::: Input :::

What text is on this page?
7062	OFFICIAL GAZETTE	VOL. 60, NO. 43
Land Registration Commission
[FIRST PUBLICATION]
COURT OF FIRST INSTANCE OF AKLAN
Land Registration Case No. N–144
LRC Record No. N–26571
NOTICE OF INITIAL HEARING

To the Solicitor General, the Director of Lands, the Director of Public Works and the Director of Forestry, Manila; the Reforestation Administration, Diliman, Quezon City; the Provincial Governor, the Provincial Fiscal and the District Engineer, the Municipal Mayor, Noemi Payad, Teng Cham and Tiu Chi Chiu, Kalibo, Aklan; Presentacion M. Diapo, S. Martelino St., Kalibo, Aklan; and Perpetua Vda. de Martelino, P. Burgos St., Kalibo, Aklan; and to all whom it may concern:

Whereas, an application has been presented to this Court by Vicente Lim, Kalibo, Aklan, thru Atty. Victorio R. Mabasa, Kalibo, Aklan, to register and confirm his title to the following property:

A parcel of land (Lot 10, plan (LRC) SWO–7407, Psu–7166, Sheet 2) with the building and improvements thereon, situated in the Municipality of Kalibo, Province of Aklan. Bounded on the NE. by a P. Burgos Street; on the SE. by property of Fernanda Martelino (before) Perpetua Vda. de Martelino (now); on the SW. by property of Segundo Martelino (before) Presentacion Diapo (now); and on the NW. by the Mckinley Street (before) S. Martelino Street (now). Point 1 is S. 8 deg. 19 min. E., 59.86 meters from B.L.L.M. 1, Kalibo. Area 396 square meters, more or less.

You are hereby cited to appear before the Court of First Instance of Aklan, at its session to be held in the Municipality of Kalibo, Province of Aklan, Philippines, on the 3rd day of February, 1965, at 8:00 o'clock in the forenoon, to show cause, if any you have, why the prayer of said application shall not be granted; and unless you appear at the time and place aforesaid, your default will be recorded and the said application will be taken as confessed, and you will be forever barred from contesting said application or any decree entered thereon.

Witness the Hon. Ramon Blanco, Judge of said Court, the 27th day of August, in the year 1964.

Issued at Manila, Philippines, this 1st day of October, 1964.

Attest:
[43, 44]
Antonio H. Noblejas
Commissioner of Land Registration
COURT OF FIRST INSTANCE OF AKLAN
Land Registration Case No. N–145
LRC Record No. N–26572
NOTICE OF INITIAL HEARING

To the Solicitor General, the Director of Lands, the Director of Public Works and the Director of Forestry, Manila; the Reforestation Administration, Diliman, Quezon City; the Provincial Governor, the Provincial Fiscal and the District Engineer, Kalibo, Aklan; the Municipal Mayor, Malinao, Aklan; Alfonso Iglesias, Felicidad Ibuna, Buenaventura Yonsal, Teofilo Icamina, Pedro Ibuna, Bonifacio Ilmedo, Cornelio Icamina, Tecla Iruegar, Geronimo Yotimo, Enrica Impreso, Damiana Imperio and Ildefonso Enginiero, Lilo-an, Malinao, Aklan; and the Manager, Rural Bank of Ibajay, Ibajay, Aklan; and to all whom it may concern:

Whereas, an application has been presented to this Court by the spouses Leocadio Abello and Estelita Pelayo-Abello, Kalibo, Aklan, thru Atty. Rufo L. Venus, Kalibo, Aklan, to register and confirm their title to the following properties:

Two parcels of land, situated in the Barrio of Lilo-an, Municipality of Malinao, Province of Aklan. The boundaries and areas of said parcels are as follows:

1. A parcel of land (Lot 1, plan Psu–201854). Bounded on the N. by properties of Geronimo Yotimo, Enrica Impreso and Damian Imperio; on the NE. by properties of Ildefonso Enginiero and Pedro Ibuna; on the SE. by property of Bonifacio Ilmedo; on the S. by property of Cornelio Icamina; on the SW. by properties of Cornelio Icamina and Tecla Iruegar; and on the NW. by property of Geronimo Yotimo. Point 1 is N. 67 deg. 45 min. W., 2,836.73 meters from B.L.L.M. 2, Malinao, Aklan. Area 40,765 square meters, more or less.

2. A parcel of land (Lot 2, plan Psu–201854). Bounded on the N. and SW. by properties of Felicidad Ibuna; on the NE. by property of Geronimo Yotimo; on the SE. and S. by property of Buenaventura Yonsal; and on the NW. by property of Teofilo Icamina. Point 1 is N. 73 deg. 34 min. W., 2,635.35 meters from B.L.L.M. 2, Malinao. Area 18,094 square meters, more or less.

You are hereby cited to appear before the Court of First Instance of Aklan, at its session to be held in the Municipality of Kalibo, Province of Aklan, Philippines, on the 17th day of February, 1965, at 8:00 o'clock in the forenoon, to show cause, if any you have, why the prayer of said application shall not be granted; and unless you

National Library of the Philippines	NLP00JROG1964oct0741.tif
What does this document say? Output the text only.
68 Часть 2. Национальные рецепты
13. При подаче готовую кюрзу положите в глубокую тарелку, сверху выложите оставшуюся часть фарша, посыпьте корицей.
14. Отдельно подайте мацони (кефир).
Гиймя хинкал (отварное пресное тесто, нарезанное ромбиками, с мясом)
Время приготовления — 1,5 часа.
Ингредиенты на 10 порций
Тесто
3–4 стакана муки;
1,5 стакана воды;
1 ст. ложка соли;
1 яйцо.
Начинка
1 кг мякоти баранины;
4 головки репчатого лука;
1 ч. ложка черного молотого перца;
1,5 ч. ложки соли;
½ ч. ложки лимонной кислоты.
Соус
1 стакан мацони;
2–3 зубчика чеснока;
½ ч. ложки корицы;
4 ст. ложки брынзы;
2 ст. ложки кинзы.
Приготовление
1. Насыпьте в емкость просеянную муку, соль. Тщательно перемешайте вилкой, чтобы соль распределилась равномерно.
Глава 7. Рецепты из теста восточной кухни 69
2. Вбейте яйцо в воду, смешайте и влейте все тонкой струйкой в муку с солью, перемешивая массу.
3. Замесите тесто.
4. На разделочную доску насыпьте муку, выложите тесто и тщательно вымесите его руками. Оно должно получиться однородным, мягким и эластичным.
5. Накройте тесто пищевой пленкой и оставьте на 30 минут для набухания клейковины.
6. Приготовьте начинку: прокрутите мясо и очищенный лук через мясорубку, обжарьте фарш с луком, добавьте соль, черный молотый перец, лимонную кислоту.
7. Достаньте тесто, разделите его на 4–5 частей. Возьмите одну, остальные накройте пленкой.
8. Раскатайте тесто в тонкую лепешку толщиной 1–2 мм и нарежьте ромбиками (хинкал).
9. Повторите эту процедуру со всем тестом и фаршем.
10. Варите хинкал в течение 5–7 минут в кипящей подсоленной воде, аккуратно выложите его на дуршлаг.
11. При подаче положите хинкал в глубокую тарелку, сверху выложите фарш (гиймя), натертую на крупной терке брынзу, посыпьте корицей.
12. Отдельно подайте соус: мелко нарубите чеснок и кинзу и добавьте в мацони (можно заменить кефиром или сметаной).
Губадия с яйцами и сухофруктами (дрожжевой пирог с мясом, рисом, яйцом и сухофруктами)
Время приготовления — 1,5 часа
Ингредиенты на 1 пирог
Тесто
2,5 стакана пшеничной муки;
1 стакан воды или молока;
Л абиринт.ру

:::

> _Set exercise_
From the listing above, collect every line that mentions the word "минут".

> _Problem solution_
5. Накройте тесто пищевой пленкой и оставьте на 30 минут для набухания клейковины.
10. Варите хинкал в течение 5–7 минут в кипящей подсоленной воде, аккуратно выложите его на дуршлаг.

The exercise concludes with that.